Task requirements » Pick out the lines below with "JSON" and list them.

Figure collection entries »
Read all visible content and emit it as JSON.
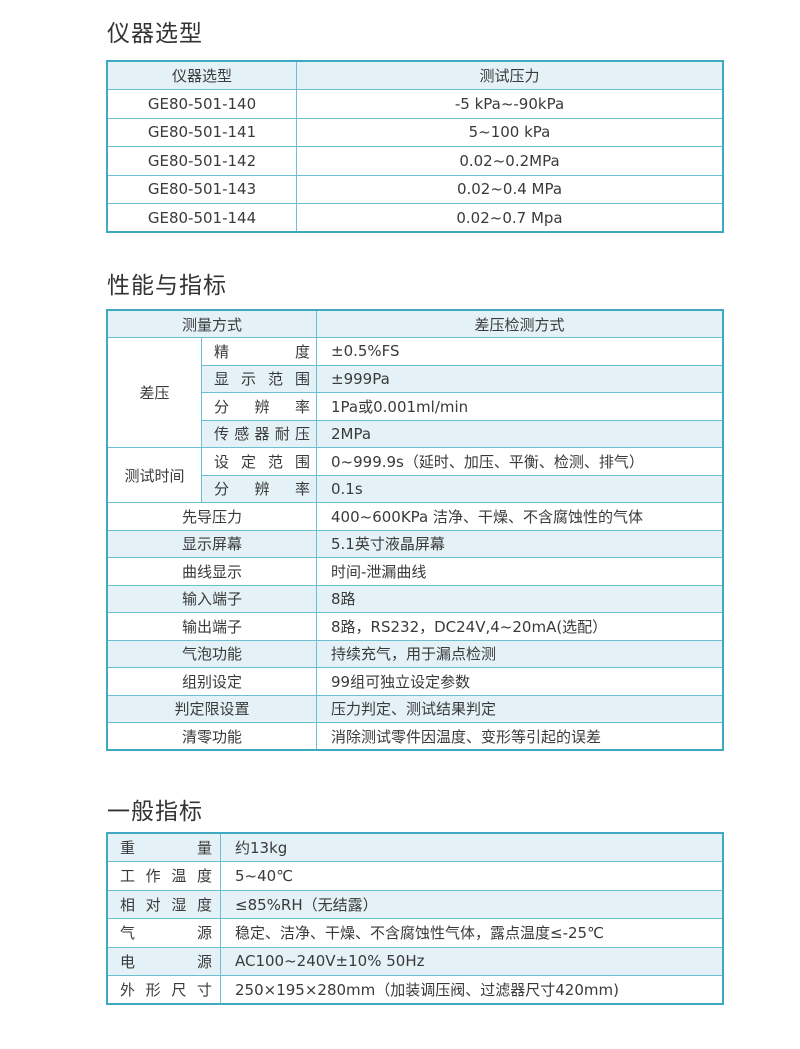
{
  "section1": {
    "title": "仪器选型",
    "headers": [
      "仪器选型",
      "测试压力"
    ],
    "rows": [
      [
        "GE80-501-140",
        "-5 kPa~-90kPa"
      ],
      [
        "GE80-501-141",
        "5~100 kPa"
      ],
      [
        "GE80-501-142",
        "0.02~0.2MPa"
      ],
      [
        "GE80-501-143",
        "0.02~0.4 MPa"
      ],
      [
        "GE80-501-144",
        "0.02~0.7 Mpa"
      ]
    ]
  },
  "section2": {
    "title": "性能与指标",
    "headers": [
      "测量方式",
      "差压检测方式"
    ],
    "groups": [
      {
        "label": "差压",
        "rows": [
          [
            "精　　度",
            "±0.5%FS"
          ],
          [
            "显示范围",
            "±999Pa"
          ],
          [
            "分 辨 率",
            "1Pa或0.001ml/min"
          ],
          [
            "传感器耐压",
            "2MPa"
          ]
        ]
      },
      {
        "label": "测试时间",
        "rows": [
          [
            "设定范围",
            "0~999.9s（延时、加压、平衡、检测、排气）"
          ],
          [
            "分 辨 率",
            "0.1s"
          ]
        ]
      }
    ],
    "rows": [
      [
        "先导压力",
        "400~600KPa 洁净、干燥、不含腐蚀性的气体"
      ],
      [
        "显示屏幕",
        "5.1英寸液晶屏幕"
      ],
      [
        "曲线显示",
        "时间-泄漏曲线"
      ],
      [
        "输入端子",
        "8路"
      ],
      [
        "输出端子",
        "8路，RS232，DC24V,4~20mA(选配）"
      ],
      [
        "气泡功能",
        "持续充气，用于漏点检测"
      ],
      [
        "组别设定",
        "99组可独立设定参数"
      ],
      [
        "判定限设置",
        "压力判定、测试结果判定"
      ],
      [
        "清零功能",
        "消除测试零件因温度、变形等引起的误差"
      ]
    ]
  },
  "section3": {
    "title": "一般指标",
    "rows": [
      [
        "重　　量",
        "约13kg"
      ],
      [
        "工作温度",
        "5~40℃"
      ],
      [
        "相对湿度",
        "≤85%RH（无结露）"
      ],
      [
        "气　　源",
        "稳定、洁净、干燥、不含腐蚀性气体，露点温度≤-25℃"
      ],
      [
        "电　　源",
        "AC100~240V±10% 50Hz"
      ],
      [
        "外形尺寸",
        "250×195×280mm（加装调压阀、过滤器尺寸420mm)"
      ]
    ]
  },
  "colors": {
    "border": "#3fa9c2",
    "row_shade": "#e4f2f8",
    "text": "#3a3a3a"
  }
}
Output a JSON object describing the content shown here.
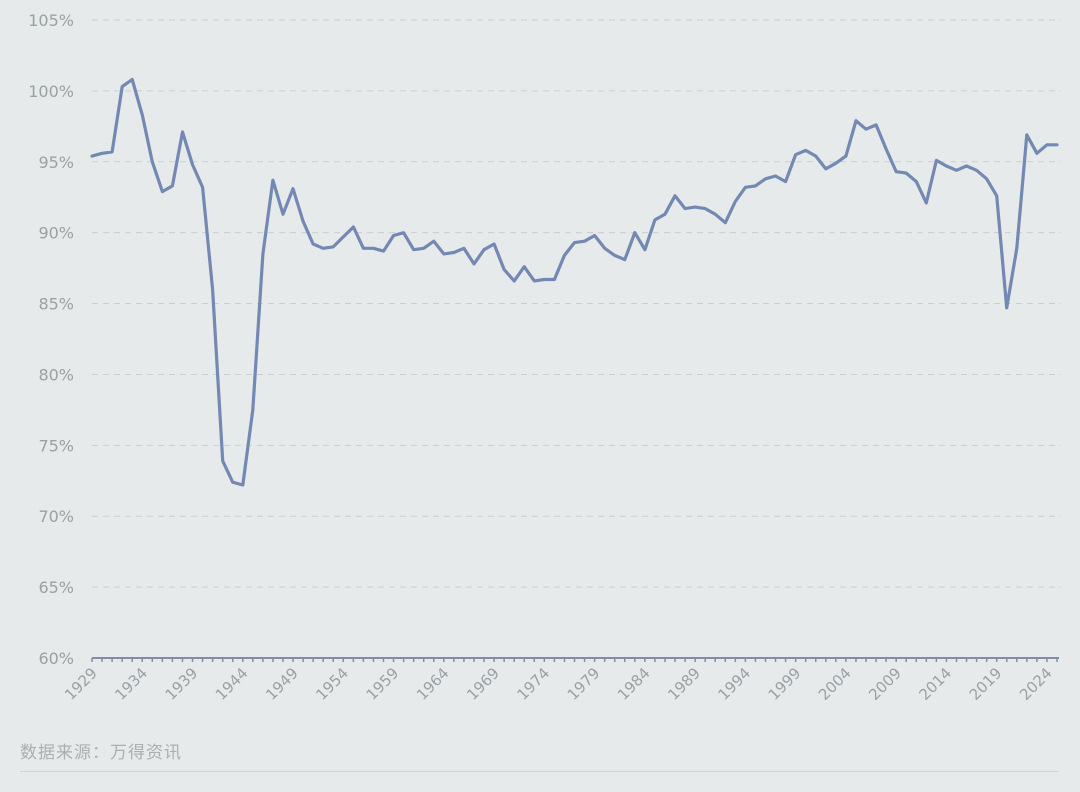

Solution »
Read all visible content and emit it as JSON.
Output a JSON object describing the content shown here.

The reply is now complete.